**TASKS AND EXERCISES:**
a) According to the ÆRA interview, since what year has Christian Haave worked with this approach as Innovation Lead?
b) Transcribe the ÆRA interview word for word, everything from "As Innovation Lead, Christian" down to "like in practice?".

**PROVIDED TEXT:**
━━━━━━━━━━━━━━━━━━━━

These are the questions driving ÆRA’s work with strategic innovation and realization.

While strategy is about gaining clarity on core capabilities, competitive advantages, and future opportunities, realization is about putting those ambitions to the test. It means to validating real needs, willingness to pay, and the organization’s ability to develop and deliver profitable - or genuinely value-creating - solutions in the real world. Learning fast, adjusting along the way, and making decisions based on experience rather than assumptions are key.
As Innovation Lead, Christian Haave has worked with this approach since 2022. He partners with organizations across sectors to turn strategy into action. Here at ÆRA, he shares insights from recent projects and his thoughts on what it will take to create value in the years ahead.
Christian, to start; You work as an Innovation Lead at ÆRA. What does that role look like in practice?
At its core, my job is to help organizations create new or greater value through strategic innovation. A lot of that work is about opening up new perspectives and shifting the conversation from “who are we today?” to “who do we need to be tomorrow?”

━━━━━━━━━━━━━━━━━━━━

**SOURCE EXCERPT:**

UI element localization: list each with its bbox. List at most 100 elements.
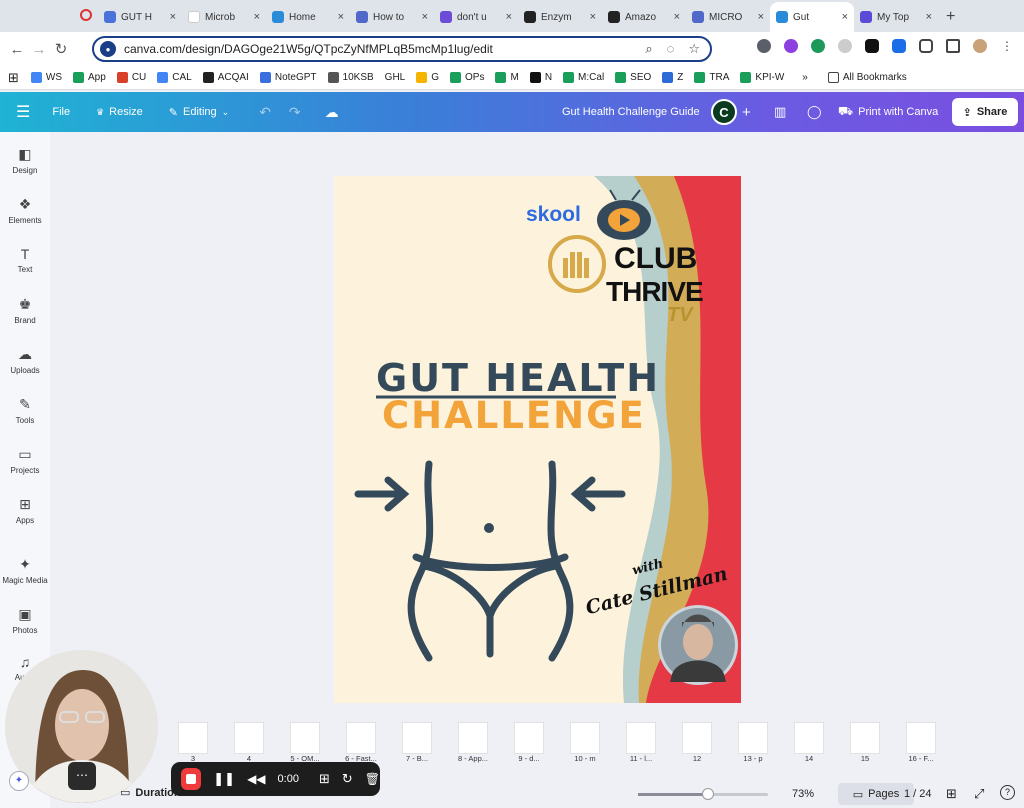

━━━━━━━━━━━━━━━━━━━━

**SOLUTIONS IN ORDER:**
a) Since 2022.

b)
As Innovation Lead, Christian Haave has worked with this approach since 2022. He partners with organizations across sectors to turn strategy into action. Here at ÆRA, he shares insights from recent projects and his thoughts on what it will take to create value in the years ahead.
Christian, to start; You work as an Innovation Lead at ÆRA. What does that role look like in practice?